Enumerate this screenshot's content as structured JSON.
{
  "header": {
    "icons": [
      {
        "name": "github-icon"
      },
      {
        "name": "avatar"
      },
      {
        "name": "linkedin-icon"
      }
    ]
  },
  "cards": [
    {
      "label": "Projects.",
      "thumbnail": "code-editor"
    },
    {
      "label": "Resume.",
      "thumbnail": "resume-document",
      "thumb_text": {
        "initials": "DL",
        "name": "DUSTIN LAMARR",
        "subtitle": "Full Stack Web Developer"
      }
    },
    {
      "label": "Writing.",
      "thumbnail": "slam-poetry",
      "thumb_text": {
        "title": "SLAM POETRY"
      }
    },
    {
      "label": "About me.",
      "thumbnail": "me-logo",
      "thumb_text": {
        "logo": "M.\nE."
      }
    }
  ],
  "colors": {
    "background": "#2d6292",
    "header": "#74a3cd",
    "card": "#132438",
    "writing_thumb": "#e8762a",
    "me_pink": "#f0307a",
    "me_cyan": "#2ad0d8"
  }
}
-*-*-
What you have to do
Copy every line of the listing that includes the string "label".

Complete output
      "label": "Projects.",
      "label": "Resume.",
      "label": "Writing.",
      "label": "About me.",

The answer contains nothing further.